* **What needs to be done**
For the copy, please give all of the data again exactly and leave the pictures out.

* **Supplied material**

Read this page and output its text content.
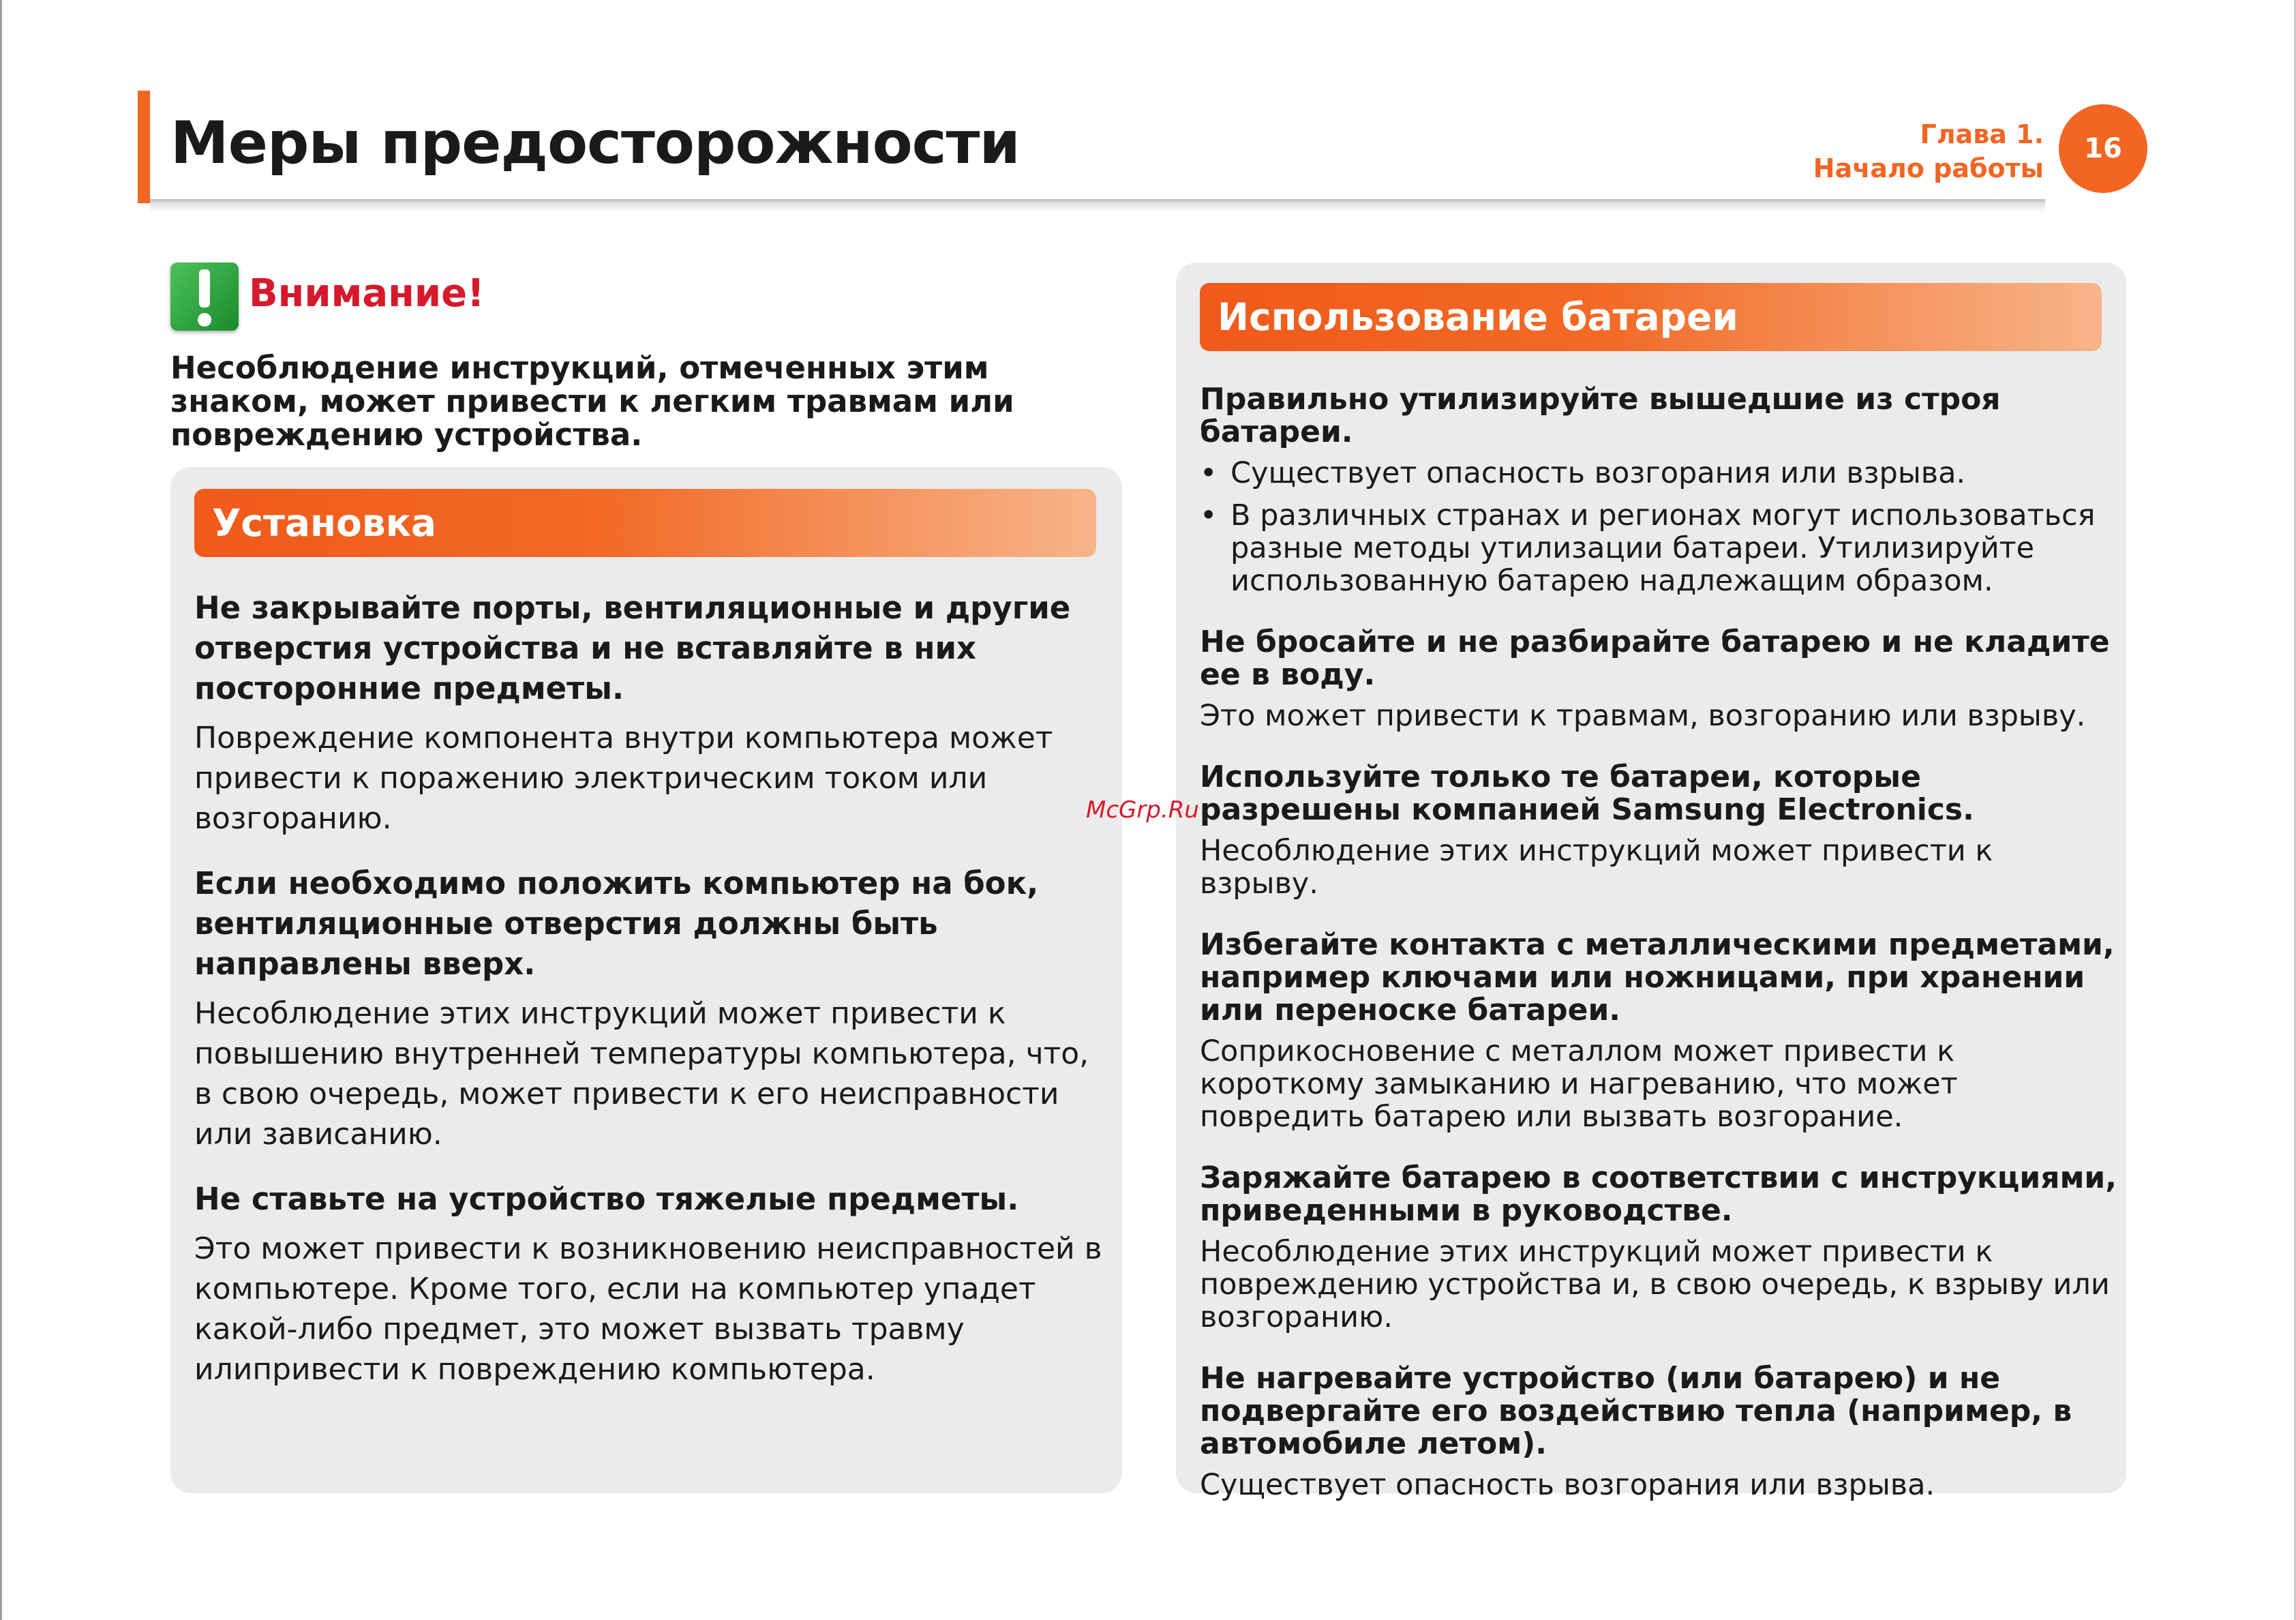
Меры предосторожности	Глава 1.
Начало работы
16
Внимание!
Несоблюдение инструкций, отмеченных этим знаком, может привести к легким травмам или повреждению устройства.
Установка
Не закрывайте порты, вентиляционные и другие отверстия устройства и не вставляйте в них посторонние предметы.
Повреждение компонента внутри компьютера может привести к поражению электрическим током или возгоранию.
Если необходимо положить компьютер на бок, вентиляционные отверстия должны быть направлены вверх.
Несоблюдение этих инструкций может привести к повышению внутренней температуры компьютера, что, в свою очередь, может привести к его неисправности или зависанию.
Не ставьте на устройство тяжелые предметы.
Это может привести к возникновению неисправностей в компьютере. Кроме того, если на компьютер упадет какой-либо предмет, это может вызвать травму илипривести к повреждению компьютера.
Использование батареи
Правильно утилизируйте вышедшие из строя батареи.
• Существует опасность возгорания или взрыва.
• В различных странах и регионах могут использоваться разные методы утилизации батареи. Утилизируйте использованную батарею надлежащим образом.
Не бросайте и не разбирайте батарею и не кладите ее в воду.
Это может привести к травмам, возгоранию или взрыву.
Используйте только те батареи, которые разрешены компанией Samsung Electronics.
Несоблюдение этих инструкций может привести к взрыву.
Избегайте контакта с металлическими предметами, например ключами или ножницами, при хранении или переноске батареи.
Соприкосновение с металлом может привести к короткому замыканию и нагреванию, что может повредить батарею или вызвать возгорание.
Заряжайте батарею в соответствии с инструкциями, приведенными в руководстве.
Несоблюдение этих инструкций может привести к повреждению устройства и, в свою очередь, к взрыву или возгоранию.
Не нагревайте устройство (или батарею) и не подвергайте его воздействию тепла (например, в автомобиле летом).
Существует опасность возгорания или взрыва.
McGrp.Ru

* **Full solution**
Read this page and output its text content.
Меры предосторожности	Глава 1.
Начало работы
16
Внимание!
Несоблюдение инструкций, отмеченных этим знаком, может привести к легким травмам или повреждению устройства.
Установка
Не закрывайте порты, вентиляционные и другие отверстия устройства и не вставляйте в них посторонние предметы.
Повреждение компонента внутри компьютера может привести к поражению электрическим током или возгоранию.
Если необходимо положить компьютер на бок, вентиляционные отверстия должны быть направлены вверх.
Несоблюдение этих инструкций может привести к повышению внутренней температуры компьютера, что, в свою очередь, может привести к его неисправности или зависанию.
Не ставьте на устройство тяжелые предметы.
Это может привести к возникновению неисправностей в компьютере. Кроме того, если на компьютер упадет какой-либо предмет, это может вызвать травму илипривести к повреждению компьютера.
Использование батареи
Правильно утилизируйте вышедшие из строя батареи.
• Существует опасность возгорания или взрыва.
• В различных странах и регионах могут использоваться разные методы утилизации батареи. Утилизируйте использованную батарею надлежащим образом.
Не бросайте и не разбирайте батарею и не кладите ее в воду.
Это может привести к травмам, возгоранию или взрыву.
Используйте только те батареи, которые разрешены компанией Samsung Electronics.
Несоблюдение этих инструкций может привести к взрыву.
Избегайте контакта с металлическими предметами, например ключами или ножницами, при хранении или переноске батареи.
Соприкосновение с металлом может привести к короткому замыканию и нагреванию, что может повредить батарею или вызвать возгорание.
Заряжайте батарею в соответствии с инструкциями, приведенными в руководстве.
Несоблюдение этих инструкций может привести к повреждению устройства и, в свою очередь, к взрыву или возгоранию.
Не нагревайте устройство (или батарею) и не подвергайте его воздействию тепла (например, в автомобиле летом).
Существует опасность возгорания или взрыва.
McGrp.Ru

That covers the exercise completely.